Description of the task: Repeat each entry word for word. Leave any images out of the copy.

Listing:

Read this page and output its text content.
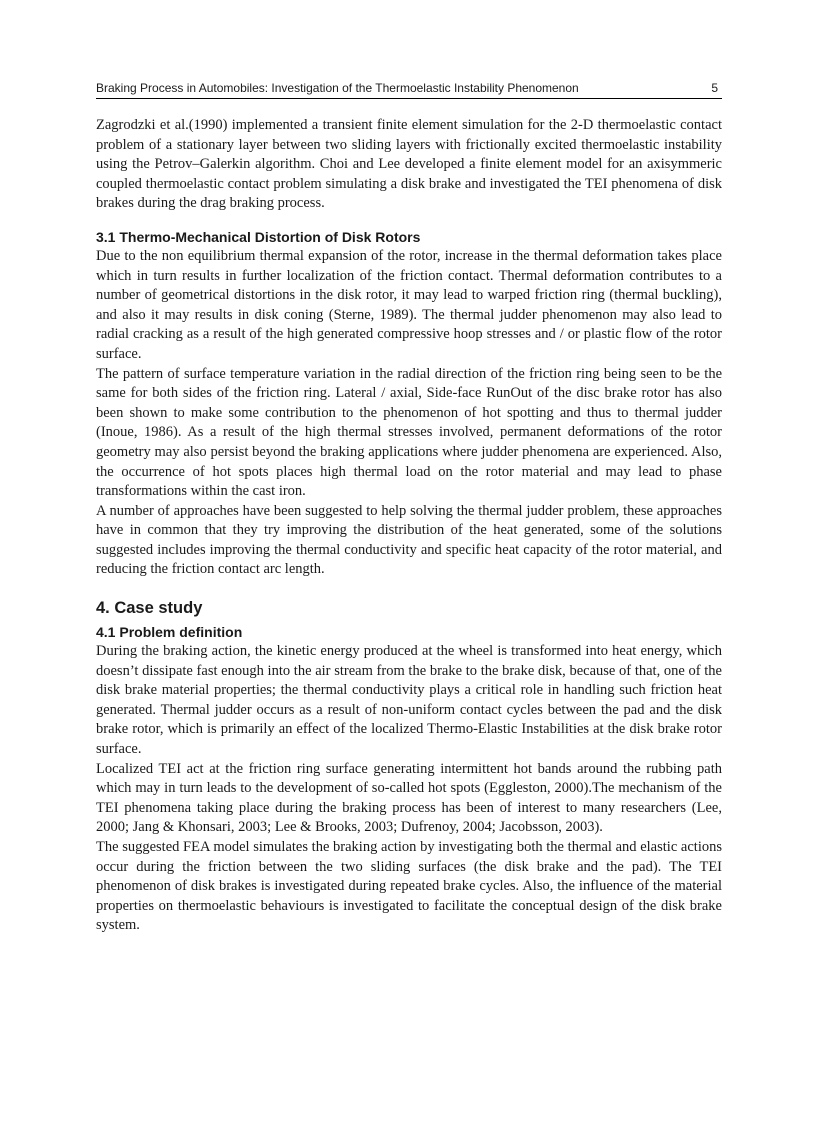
Braking Process in Automobiles: Investigation of the Thermoelastic Instability Phenomenon	5

Zagrodzki et al.(1990) implemented a transient finite element simulation for the 2-D thermoelastic contact problem of a stationary layer between two sliding layers with frictionally excited thermoelastic instability using the Petrov–Galerkin algorithm. Choi and Lee developed a finite element model for an axisymmeric coupled thermoelastic contact problem simulating a disk brake and investigated the TEI phenomena of disk brakes during the drag braking process.

3.1 Thermo-Mechanical Distortion of Disk Rotors

Due to the non equilibrium thermal expansion of the rotor, increase in the thermal deformation takes place which in turn results in further localization of the friction contact. Thermal deformation contributes to a number of geometrical distortions in the disk rotor, it may lead to warped friction ring (thermal buckling), and also it may results in disk coning (Sterne, 1989). The thermal judder phenomenon may also lead to radial cracking as a result of the high generated compressive hoop stresses and / or plastic flow of the rotor surface.

The pattern of surface temperature variation in the radial direction of the friction ring being seen to be the same for both sides of the friction ring. Lateral / axial, Side-face RunOut of the disc brake rotor has also been shown to make some contribution to the phenomenon of hot spotting and thus to thermal judder (Inoue, 1986). As a result of the high thermal stresses involved, permanent deformations of the rotor geometry may also persist beyond the braking applications where judder phenomena are experienced. Also, the occurrence of hot spots places high thermal load on the rotor material and may lead to phase transformations within the cast iron.

A number of approaches have been suggested to help solving the thermal judder problem, these approaches have in common that they try improving the distribution of the heat generated, some of the solutions suggested includes improving the thermal conductivity and specific heat capacity of the rotor material, and reducing the friction contact arc length.

4. Case study
4.1 Problem definition

During the braking action, the kinetic energy produced at the wheel is transformed into heat energy, which doesn’t dissipate fast enough into the air stream from the brake to the brake disk, because of that, one of the disk brake material properties; the thermal conductivity plays a critical role in handling such friction heat generated. Thermal judder occurs as a result of non-uniform contact cycles between the pad and the disk brake rotor, which is primarily an effect of the localized Thermo-Elastic Instabilities at the disk brake rotor surface.

Localized TEI act at the friction ring surface generating intermittent hot bands around the rubbing path which may in turn leads to the development of so-called hot spots (Eggleston, 2000).The mechanism of the TEI phenomena taking place during the braking process has been of interest to many researchers (Lee, 2000; Jang & Khonsari, 2003; Lee & Brooks, 2003; Dufrenoy, 2004; Jacobsson, 2003).

The suggested FEA model simulates the braking action by investigating both the thermal and elastic actions occur during the friction between the two sliding surfaces (the disk brake and the pad). The TEI phenomenon of disk brakes is investigated during repeated brake cycles. Also, the influence of the material properties on thermoelastic behaviours is investigated to facilitate the conceptual design of the disk brake system.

Solution:
Read this page and output its text content.
Braking Process in Automobiles: Investigation of the Thermoelastic Instability Phenomenon	5

Zagrodzki et al.(1990) implemented a transient finite element simulation for the 2-D thermoelastic contact problem of a stationary layer between two sliding layers with frictionally excited thermoelastic instability using the Petrov–Galerkin algorithm. Choi and Lee developed a finite element model for an axisymmeric coupled thermoelastic contact problem simulating a disk brake and investigated the TEI phenomena of disk brakes during the drag braking process.

3.1 Thermo-Mechanical Distortion of Disk Rotors

Due to the non equilibrium thermal expansion of the rotor, increase in the thermal deformation takes place which in turn results in further localization of the friction contact. Thermal deformation contributes to a number of geometrical distortions in the disk rotor, it may lead to warped friction ring (thermal buckling), and also it may results in disk coning (Sterne, 1989). The thermal judder phenomenon may also lead to radial cracking as a result of the high generated compressive hoop stresses and / or plastic flow of the rotor surface.

The pattern of surface temperature variation in the radial direction of the friction ring being seen to be the same for both sides of the friction ring. Lateral / axial, Side-face RunOut of the disc brake rotor has also been shown to make some contribution to the phenomenon of hot spotting and thus to thermal judder (Inoue, 1986). As a result of the high thermal stresses involved, permanent deformations of the rotor geometry may also persist beyond the braking applications where judder phenomena are experienced. Also, the occurrence of hot spots places high thermal load on the rotor material and may lead to phase transformations within the cast iron.

A number of approaches have been suggested to help solving the thermal judder problem, these approaches have in common that they try improving the distribution of the heat generated, some of the solutions suggested includes improving the thermal conductivity and specific heat capacity of the rotor material, and reducing the friction contact arc length.

4. Case study
4.1 Problem definition

During the braking action, the kinetic energy produced at the wheel is transformed into heat energy, which doesn’t dissipate fast enough into the air stream from the brake to the brake disk, because of that, one of the disk brake material properties; the thermal conductivity plays a critical role in handling such friction heat generated. Thermal judder occurs as a result of non-uniform contact cycles between the pad and the disk brake rotor, which is primarily an effect of the localized Thermo-Elastic Instabilities at the disk brake rotor surface.

Localized TEI act at the friction ring surface generating intermittent hot bands around the rubbing path which may in turn leads to the development of so-called hot spots (Eggleston, 2000).The mechanism of the TEI phenomena taking place during the braking process has been of interest to many researchers (Lee, 2000; Jang & Khonsari, 2003; Lee & Brooks, 2003; Dufrenoy, 2004; Jacobsson, 2003).

The suggested FEA model simulates the braking action by investigating both the thermal and elastic actions occur during the friction between the two sliding surfaces (the disk brake and the pad). The TEI phenomenon of disk brakes is investigated during repeated brake cycles. Also, the influence of the material properties on thermoelastic behaviours is investigated to facilitate the conceptual design of the disk brake system.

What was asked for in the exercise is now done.